SUPPLIED ENTRIES >>

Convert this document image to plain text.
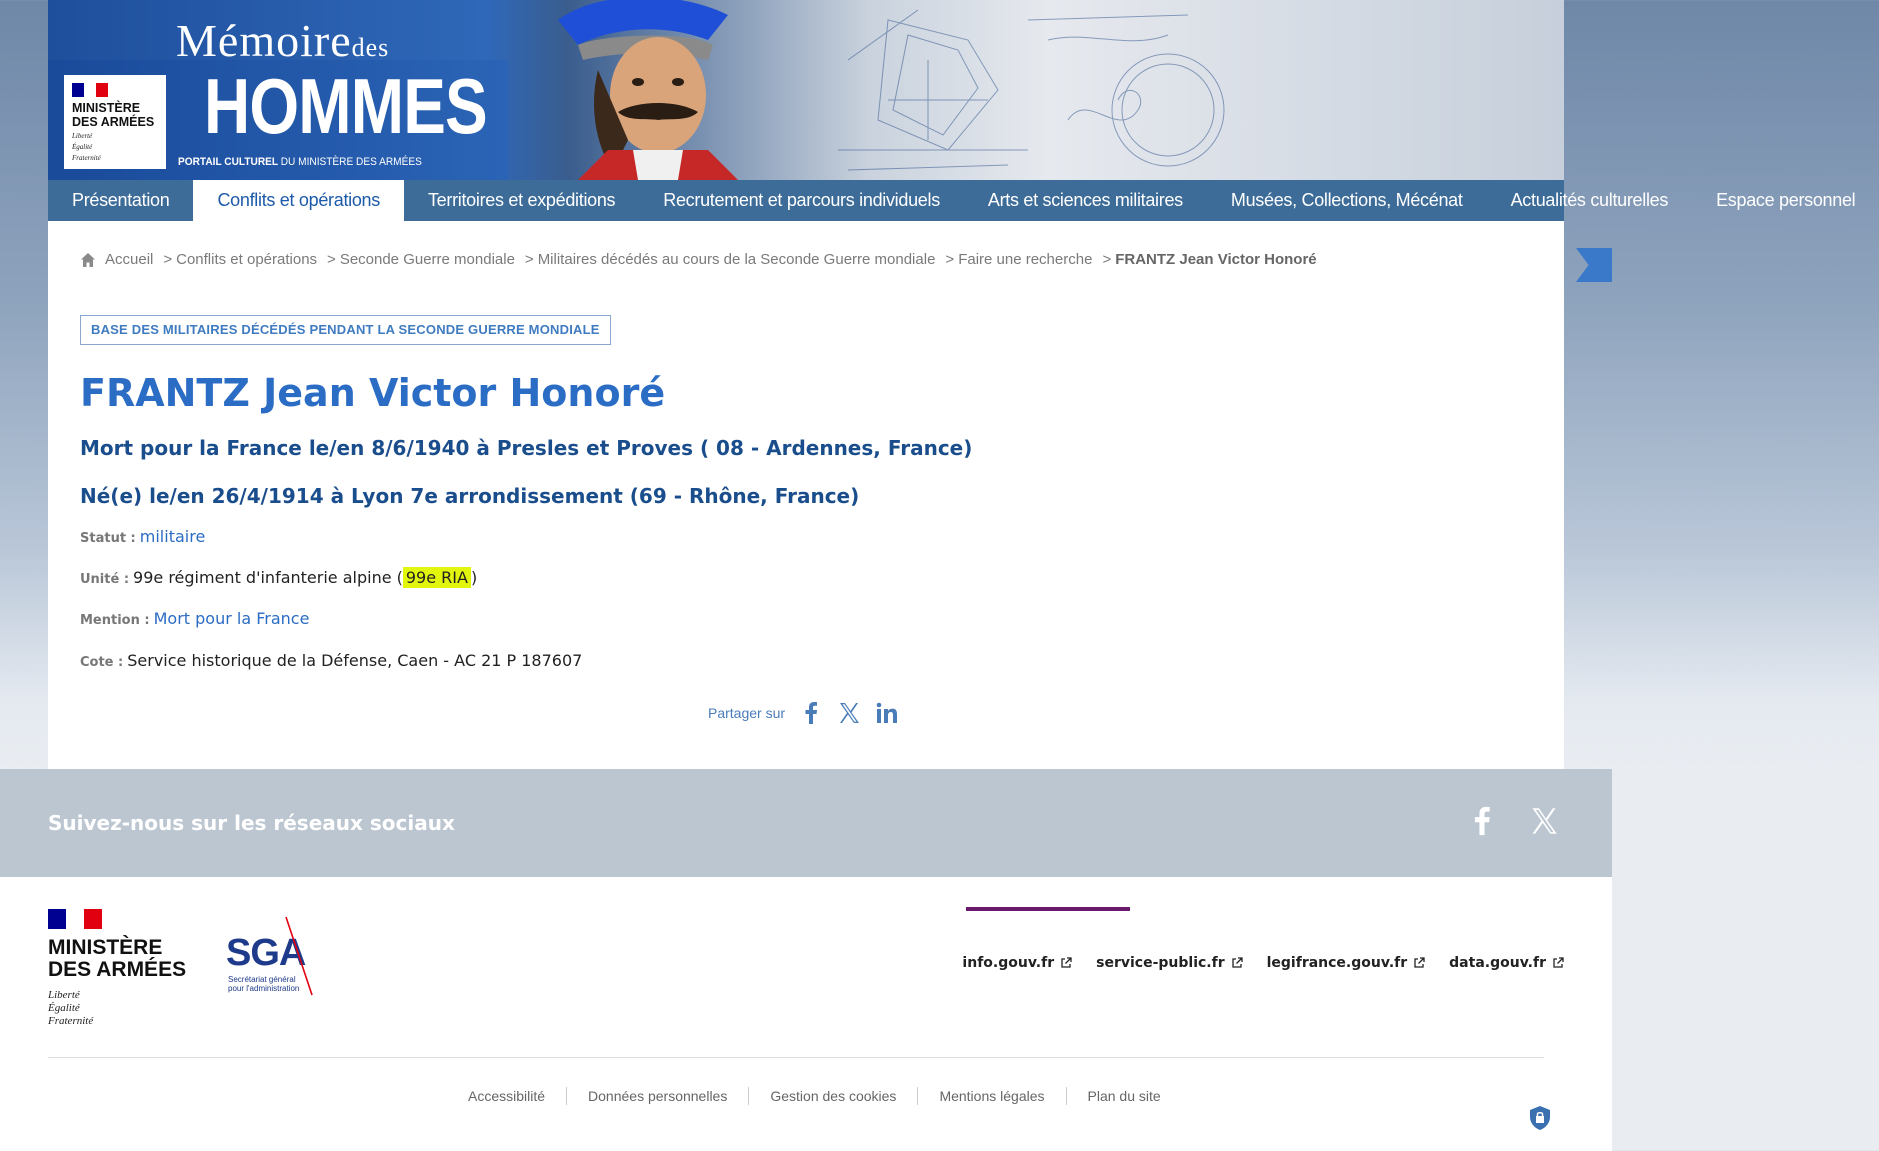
MINISTÈRE
DES ARMÉES
Liberté
Égalité
Fraternité
Mémoiredes
HOMMES
PORTAIL CULTUREL DU MINISTÈRE DES ARMÉES
Présentation	Conflits et opérations	Territoires et expéditions	Recrutement et parcours individuels	Arts et sciences militaires	Musées, Collections, Mécénat	Actualités culturelles	Espace personnel
Accueil > Conflits et opérations > Seconde Guerre mondiale > Militaires décédés au cours de la Seconde Guerre mondiale > Faire une recherche > FRANTZ Jean Victor Honoré
BASE DES MILITAIRES DÉCÉDÉS PENDANT LA SECONDE GUERRE MONDIALE
FRANTZ Jean Victor Honoré
Mort pour la France le/en 8/6/1940 à Presles et Proves ( 08 - Ardennes, France)
Né(e) le/en 26/4/1914 à Lyon 7e arrondissement (69 - Rhône, France)
Statut : militaire
Unité : 99e régiment d'infanterie alpine ( 99e RIA )
Mention : Mort pour la France
Cote : Service historique de la Défense, Caen - AC 21 P 187607
Partager sur
Suivez-nous sur les réseaux sociaux
MINISTÈRE
DES ARMÉES
Liberté
Égalité
Fraternité
SGA
Secrétariat général
pour l'administration
info.gouv.fr	service-public.fr	legifrance.gouv.fr	data.gouv.fr
Accessibilité	Données personnelles	Gestion des cookies	Mentions légales	Plan du site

TO BE DONE >> Every line of the data should be copied as it stands, without the images.

EXERCISE RESPONSE >>
Convert this document image to plain text.
MINISTÈRE
DES ARMÉES
Liberté
Égalité
Fraternité
Mémoiredes
HOMMES
PORTAIL CULTUREL DU MINISTÈRE DES ARMÉES
Présentation	Conflits et opérations	Territoires et expéditions	Recrutement et parcours individuels	Arts et sciences militaires	Musées, Collections, Mécénat	Actualités culturelles	Espace personnel
Accueil > Conflits et opérations > Seconde Guerre mondiale > Militaires décédés au cours de la Seconde Guerre mondiale > Faire une recherche > FRANTZ Jean Victor Honoré
BASE DES MILITAIRES DÉCÉDÉS PENDANT LA SECONDE GUERRE MONDIALE
FRANTZ Jean Victor Honoré
Mort pour la France le/en 8/6/1940 à Presles et Proves ( 08 - Ardennes, France)
Né(e) le/en 26/4/1914 à Lyon 7e arrondissement (69 - Rhône, France)
Statut : militaire
Unité : 99e régiment d'infanterie alpine ( 99e RIA )
Mention : Mort pour la France
Cote : Service historique de la Défense, Caen - AC 21 P 187607
Partager sur
Suivez-nous sur les réseaux sociaux
MINISTÈRE
DES ARMÉES
Liberté
Égalité
Fraternité
SGA
Secrétariat général
pour l'administration
info.gouv.fr	service-public.fr	legifrance.gouv.fr	data.gouv.fr
Accessibilité	Données personnelles	Gestion des cookies	Mentions légales	Plan du site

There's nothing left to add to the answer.